Written request: Below are the records. Count the lines containing the string "error", and reply with the number alone.

(Items from a data source)
☆ ☆ ☆ ☆ ☆

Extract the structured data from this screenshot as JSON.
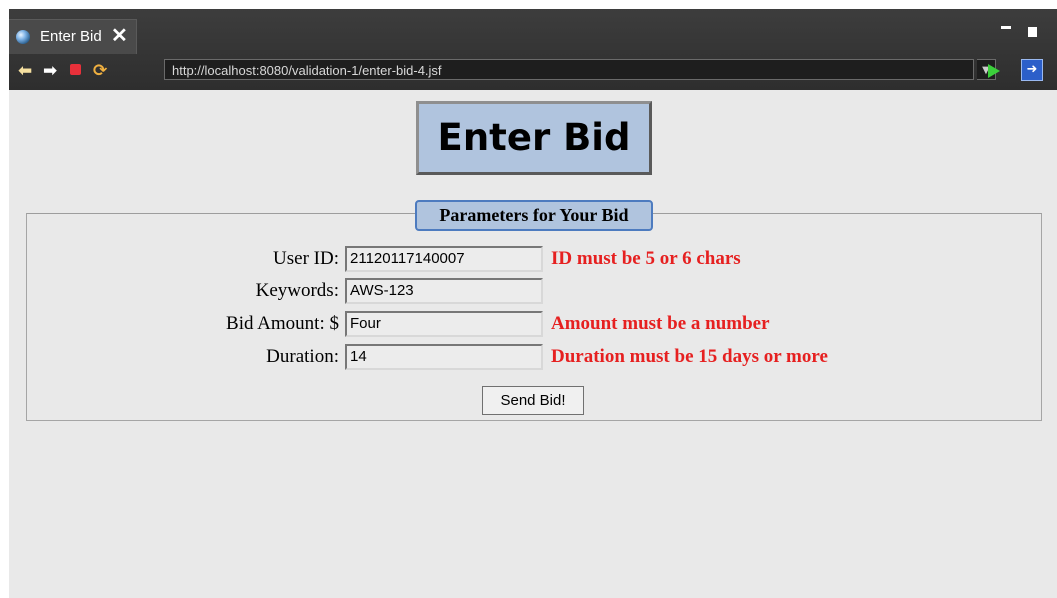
{
  "tab": {
    "title": "Enter Bid",
    "close_glyph": "✕"
  },
  "toolbar": {
    "url": "http://localhost:8080/validation-1/enter-bid-4.jsf",
    "icons": [
      "back-arrow-icon",
      "forward-arrow-icon",
      "stop-icon",
      "refresh-icon",
      "dropdown-chevron-icon",
      "go-icon",
      "external-browser-icon"
    ]
  },
  "page": {
    "heading": "Enter Bid",
    "legend": "Parameters for Your Bid",
    "fields": [
      {
        "label": "User ID:",
        "value": "21120117140007",
        "error": "ID must be 5 or 6 chars"
      },
      {
        "label": "Keywords:",
        "value": "AWS-123",
        "error": ""
      },
      {
        "label": "Bid Amount: $",
        "value": "Four",
        "error": "Amount must be a number"
      },
      {
        "label": "Duration:",
        "value": "14",
        "error": "Duration must be 15 days or more"
      }
    ],
    "submit_label": "Send Bid!"
  },
  "colors": {
    "accent": "#b0c4de",
    "error": "#e62020",
    "legend_border": "#4d7bbf"
  }
}
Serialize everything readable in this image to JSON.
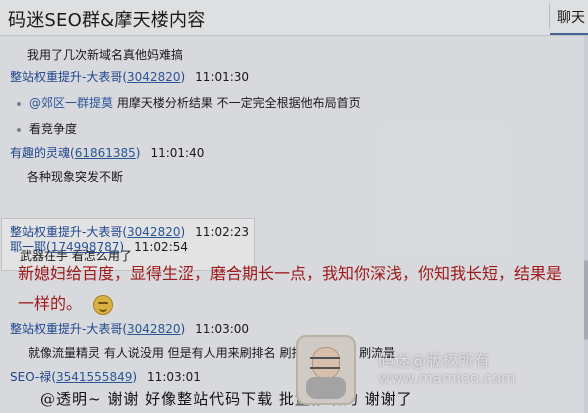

☆ ☆ ☆ ☆ ☆

Task answer: 5